*Exercise details:*
Read through the data and report every line in which the word "عليه" occurs.

══════════════════════════════

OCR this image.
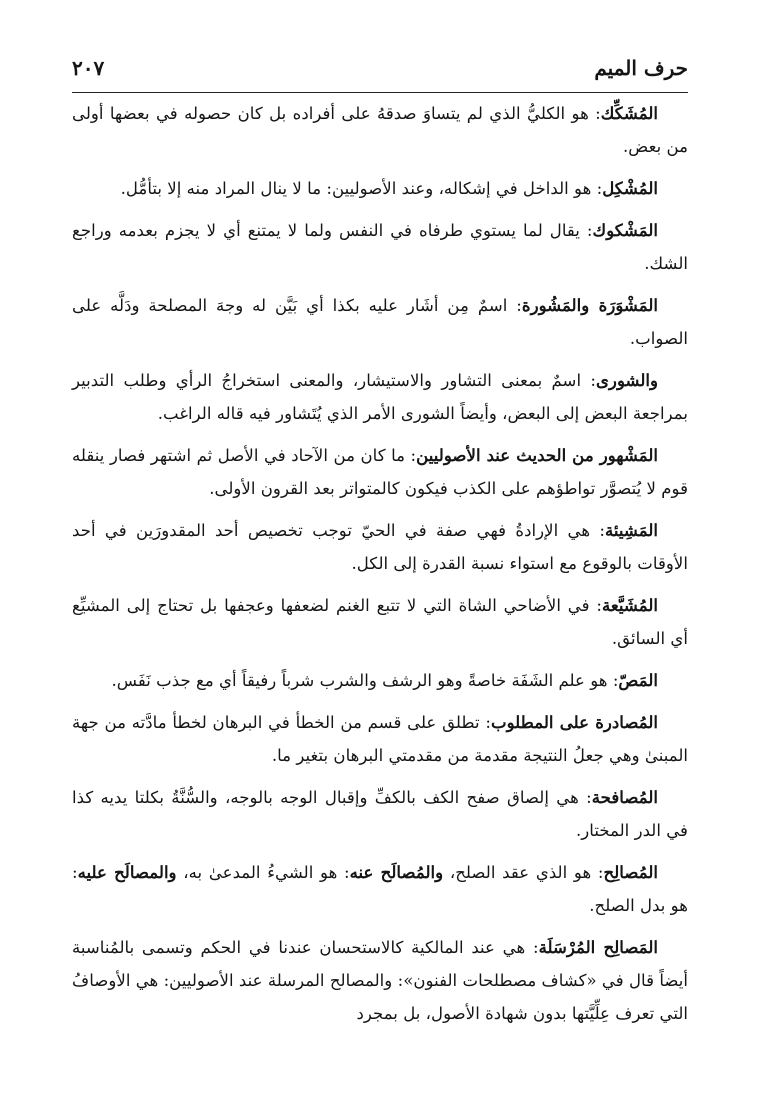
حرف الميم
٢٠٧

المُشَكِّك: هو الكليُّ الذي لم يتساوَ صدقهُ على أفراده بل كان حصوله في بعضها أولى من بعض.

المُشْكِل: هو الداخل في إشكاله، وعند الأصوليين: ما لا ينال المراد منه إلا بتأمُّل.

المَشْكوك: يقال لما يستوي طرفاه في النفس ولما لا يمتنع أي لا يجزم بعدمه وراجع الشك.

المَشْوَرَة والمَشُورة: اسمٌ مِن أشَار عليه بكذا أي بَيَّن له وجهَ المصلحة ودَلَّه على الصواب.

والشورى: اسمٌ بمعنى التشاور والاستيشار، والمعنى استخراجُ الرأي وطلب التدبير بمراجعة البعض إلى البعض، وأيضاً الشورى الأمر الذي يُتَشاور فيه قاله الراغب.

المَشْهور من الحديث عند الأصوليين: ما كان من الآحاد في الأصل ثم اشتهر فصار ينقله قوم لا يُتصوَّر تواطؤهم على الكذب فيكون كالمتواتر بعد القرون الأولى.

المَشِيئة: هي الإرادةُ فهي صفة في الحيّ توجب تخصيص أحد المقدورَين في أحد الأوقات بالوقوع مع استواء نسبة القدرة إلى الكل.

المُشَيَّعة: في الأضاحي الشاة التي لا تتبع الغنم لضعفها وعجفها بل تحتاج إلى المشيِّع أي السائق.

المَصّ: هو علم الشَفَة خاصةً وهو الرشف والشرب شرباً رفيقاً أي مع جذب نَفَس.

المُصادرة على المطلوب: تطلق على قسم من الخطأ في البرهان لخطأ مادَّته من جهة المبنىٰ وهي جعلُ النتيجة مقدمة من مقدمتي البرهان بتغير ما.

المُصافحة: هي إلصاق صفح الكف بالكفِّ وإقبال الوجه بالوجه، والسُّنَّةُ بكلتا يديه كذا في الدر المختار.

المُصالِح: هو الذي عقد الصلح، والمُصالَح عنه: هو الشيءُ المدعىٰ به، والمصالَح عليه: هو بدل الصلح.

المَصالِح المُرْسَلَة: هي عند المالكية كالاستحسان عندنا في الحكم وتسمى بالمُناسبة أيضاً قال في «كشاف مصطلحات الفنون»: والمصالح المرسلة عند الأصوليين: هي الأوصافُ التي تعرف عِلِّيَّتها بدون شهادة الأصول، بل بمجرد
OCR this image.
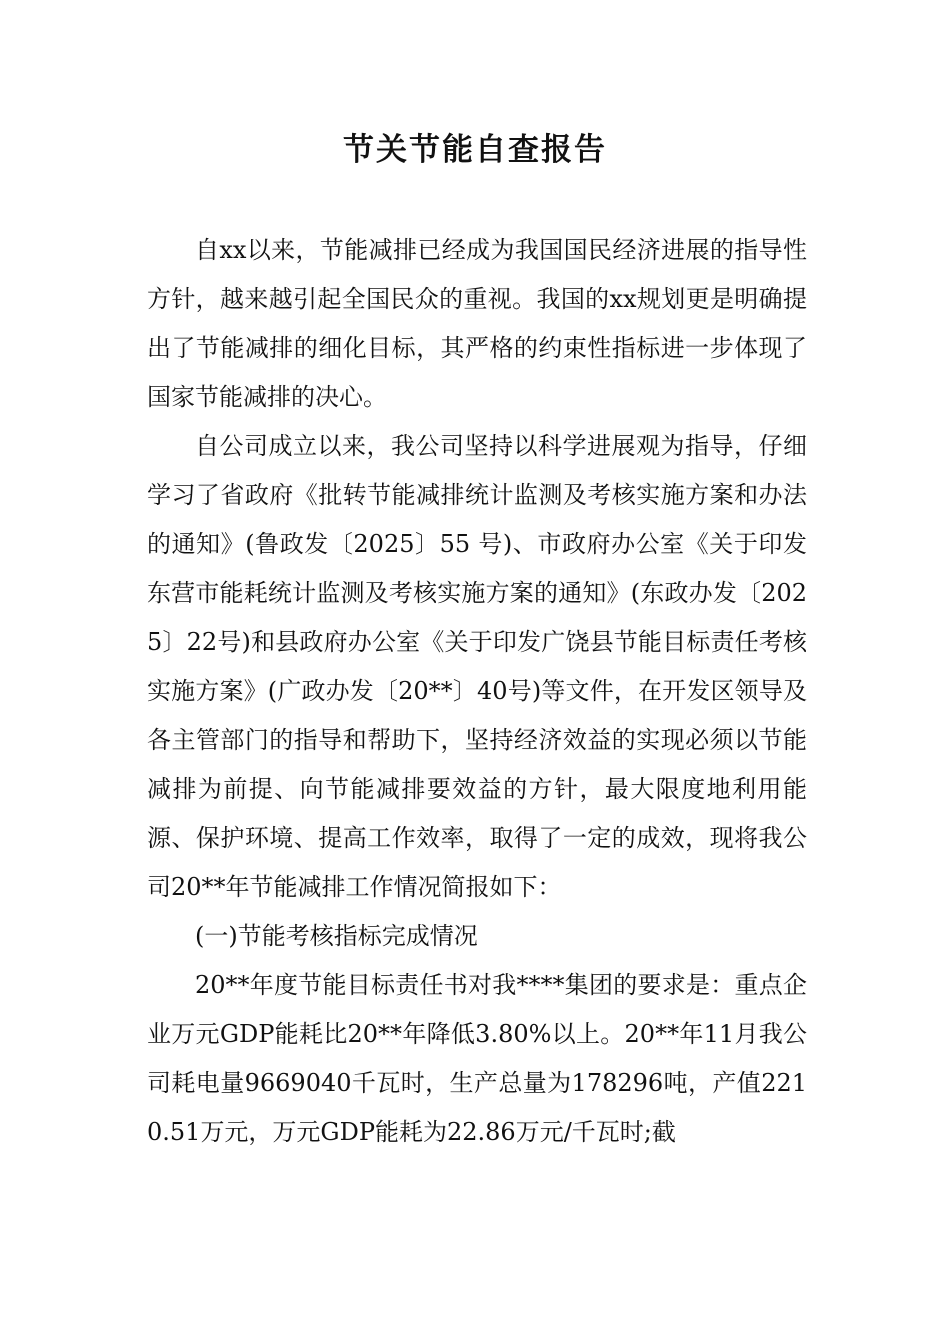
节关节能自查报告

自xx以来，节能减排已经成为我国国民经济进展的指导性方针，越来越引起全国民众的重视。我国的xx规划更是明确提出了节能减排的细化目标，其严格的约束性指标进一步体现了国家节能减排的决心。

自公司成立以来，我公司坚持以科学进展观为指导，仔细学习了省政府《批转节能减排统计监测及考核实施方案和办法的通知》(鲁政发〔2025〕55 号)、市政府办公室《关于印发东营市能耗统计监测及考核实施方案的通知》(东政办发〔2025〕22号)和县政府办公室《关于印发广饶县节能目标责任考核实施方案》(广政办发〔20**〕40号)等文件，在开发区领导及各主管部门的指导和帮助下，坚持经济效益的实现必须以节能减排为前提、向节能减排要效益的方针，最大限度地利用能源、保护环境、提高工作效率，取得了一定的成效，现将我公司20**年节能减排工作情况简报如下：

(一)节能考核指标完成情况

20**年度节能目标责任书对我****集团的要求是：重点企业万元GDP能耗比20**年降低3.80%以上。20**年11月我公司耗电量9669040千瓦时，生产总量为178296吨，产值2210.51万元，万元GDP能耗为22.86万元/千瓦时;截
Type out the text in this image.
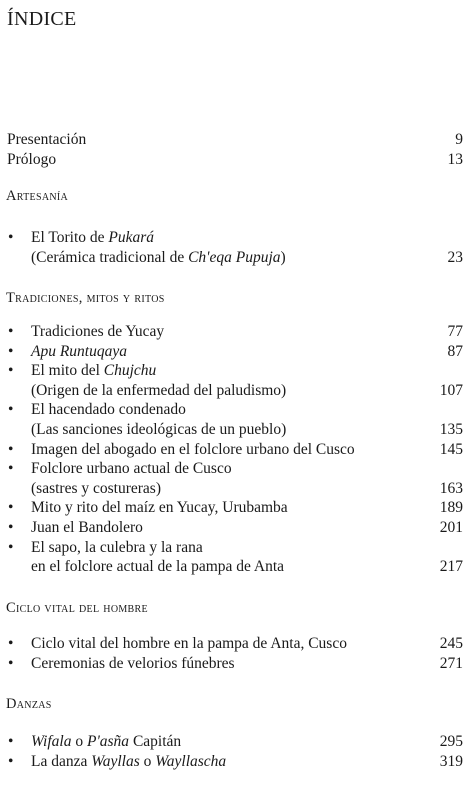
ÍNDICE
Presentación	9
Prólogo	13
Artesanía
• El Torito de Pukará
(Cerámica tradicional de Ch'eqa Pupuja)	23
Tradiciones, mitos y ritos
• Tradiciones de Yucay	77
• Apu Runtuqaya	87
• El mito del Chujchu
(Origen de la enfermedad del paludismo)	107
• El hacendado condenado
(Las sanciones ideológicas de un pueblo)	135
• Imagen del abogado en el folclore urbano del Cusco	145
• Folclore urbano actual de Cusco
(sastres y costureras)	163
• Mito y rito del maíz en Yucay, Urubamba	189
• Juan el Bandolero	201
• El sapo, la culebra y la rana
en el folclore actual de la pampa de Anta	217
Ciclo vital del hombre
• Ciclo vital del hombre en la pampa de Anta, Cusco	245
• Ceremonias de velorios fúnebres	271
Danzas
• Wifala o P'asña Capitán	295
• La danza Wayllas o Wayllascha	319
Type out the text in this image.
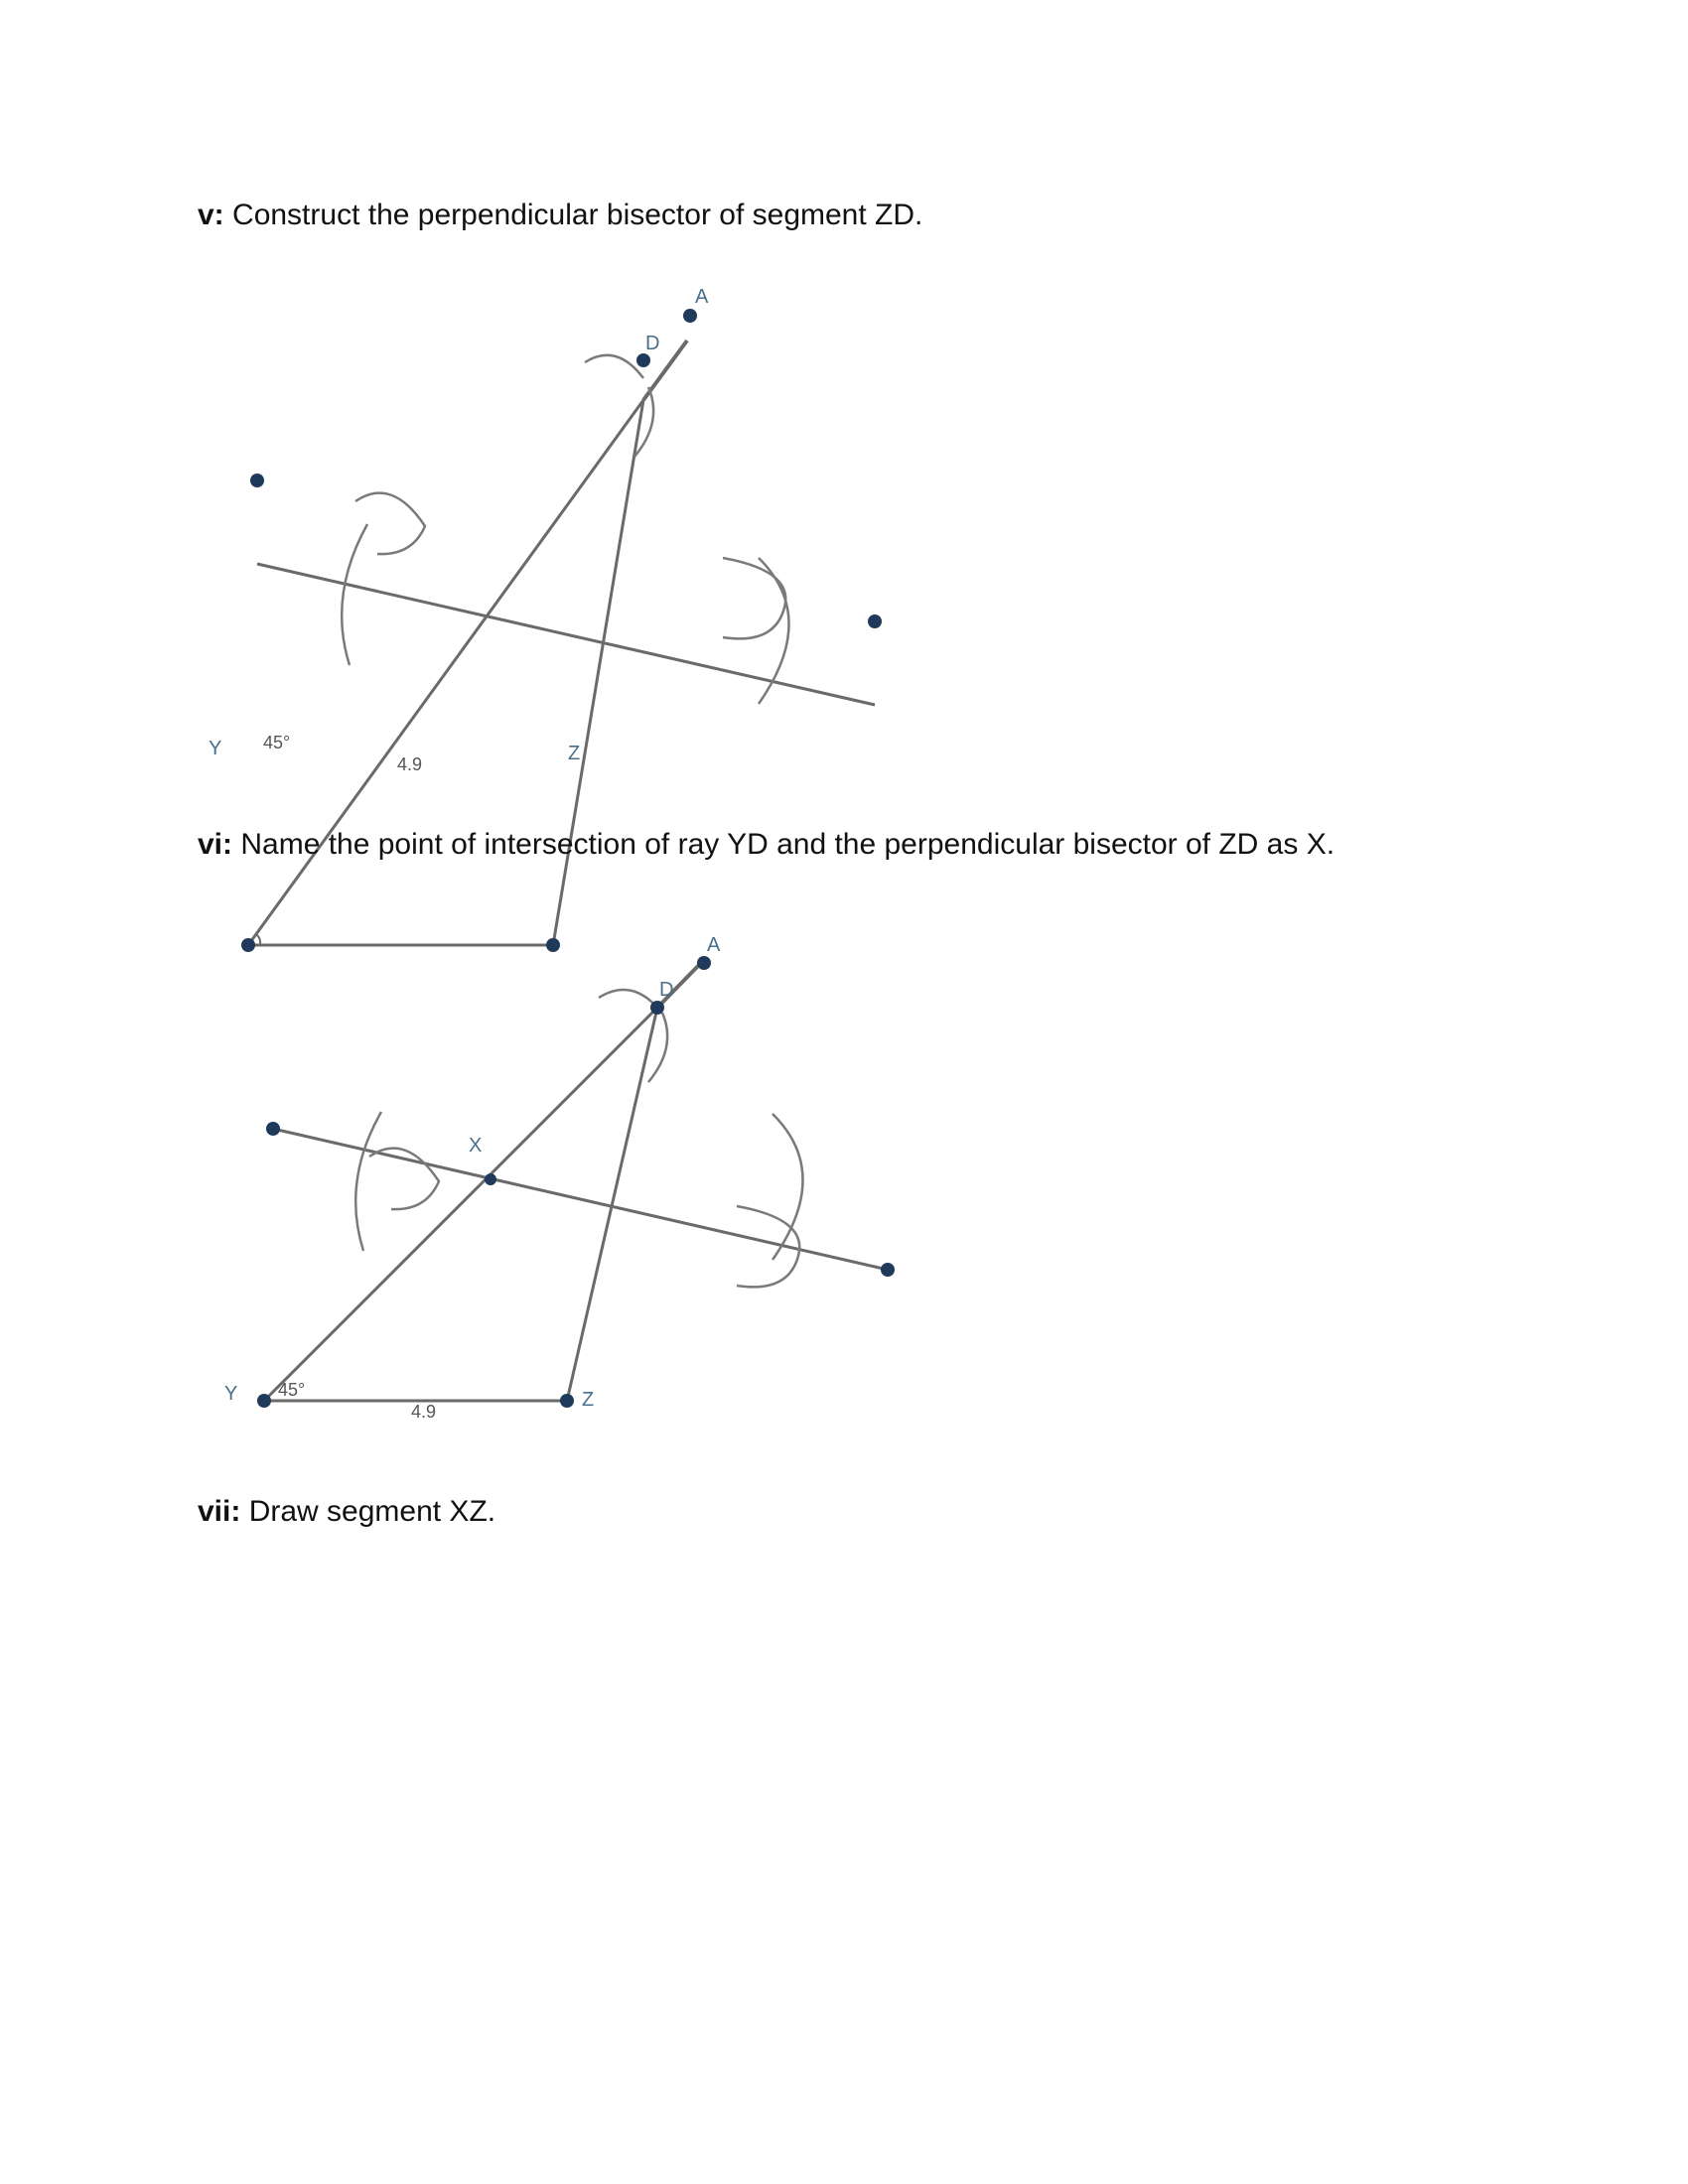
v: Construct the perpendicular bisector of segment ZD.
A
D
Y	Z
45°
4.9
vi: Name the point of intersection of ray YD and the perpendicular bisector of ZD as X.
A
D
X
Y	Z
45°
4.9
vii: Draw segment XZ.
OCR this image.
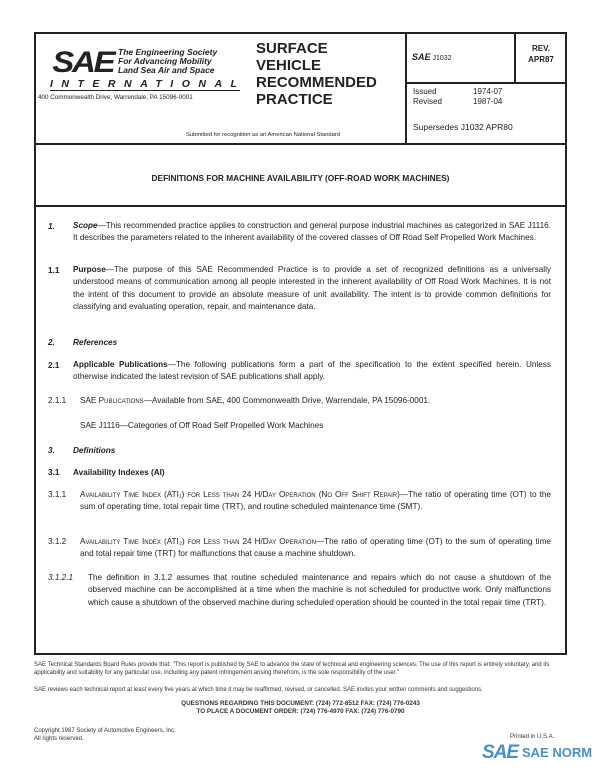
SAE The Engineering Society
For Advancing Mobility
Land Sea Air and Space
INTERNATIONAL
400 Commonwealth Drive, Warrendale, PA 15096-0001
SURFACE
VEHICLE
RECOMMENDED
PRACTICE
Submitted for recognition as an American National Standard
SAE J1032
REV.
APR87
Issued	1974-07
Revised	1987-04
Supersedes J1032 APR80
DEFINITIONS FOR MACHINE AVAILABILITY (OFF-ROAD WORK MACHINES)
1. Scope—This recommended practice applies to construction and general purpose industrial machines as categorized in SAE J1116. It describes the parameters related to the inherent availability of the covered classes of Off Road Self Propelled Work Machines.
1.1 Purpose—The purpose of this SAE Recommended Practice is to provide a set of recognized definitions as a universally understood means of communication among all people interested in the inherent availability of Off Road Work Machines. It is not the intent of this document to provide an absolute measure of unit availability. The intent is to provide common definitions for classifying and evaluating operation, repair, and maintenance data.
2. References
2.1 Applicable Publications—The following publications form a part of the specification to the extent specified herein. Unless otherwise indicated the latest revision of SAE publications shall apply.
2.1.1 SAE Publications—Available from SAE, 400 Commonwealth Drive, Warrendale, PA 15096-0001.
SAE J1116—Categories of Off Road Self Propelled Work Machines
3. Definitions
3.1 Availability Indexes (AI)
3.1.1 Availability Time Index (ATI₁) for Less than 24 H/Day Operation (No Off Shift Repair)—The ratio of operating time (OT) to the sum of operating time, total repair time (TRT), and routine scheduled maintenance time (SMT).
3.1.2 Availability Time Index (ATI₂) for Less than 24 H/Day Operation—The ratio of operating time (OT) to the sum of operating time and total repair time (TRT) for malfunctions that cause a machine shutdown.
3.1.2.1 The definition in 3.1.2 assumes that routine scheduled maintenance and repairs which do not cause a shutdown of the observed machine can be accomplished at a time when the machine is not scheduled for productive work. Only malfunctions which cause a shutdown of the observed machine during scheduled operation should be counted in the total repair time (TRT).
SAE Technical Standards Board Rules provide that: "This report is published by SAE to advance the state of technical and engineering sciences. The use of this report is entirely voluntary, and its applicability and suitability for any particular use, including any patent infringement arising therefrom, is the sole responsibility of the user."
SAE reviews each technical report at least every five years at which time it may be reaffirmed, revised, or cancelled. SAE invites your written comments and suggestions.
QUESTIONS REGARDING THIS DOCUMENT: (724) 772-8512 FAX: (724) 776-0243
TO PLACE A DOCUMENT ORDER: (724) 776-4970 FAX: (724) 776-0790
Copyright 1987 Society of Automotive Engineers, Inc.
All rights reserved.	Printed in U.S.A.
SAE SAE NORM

══════════════════════════════

*Written answer:*
المَشْوَرَة والمَشُورة: اسمٌ مِن أشَار عليه بكذا أي بَيَّن له وجهَ المصلحة ودَلَّه على الصواب.
المُصالِح: هو الذي عقد الصلح، والمُصالَح عنه: هو الشيءُ المدعىٰ به، والمصالَح عليه: هو بدل الصلح.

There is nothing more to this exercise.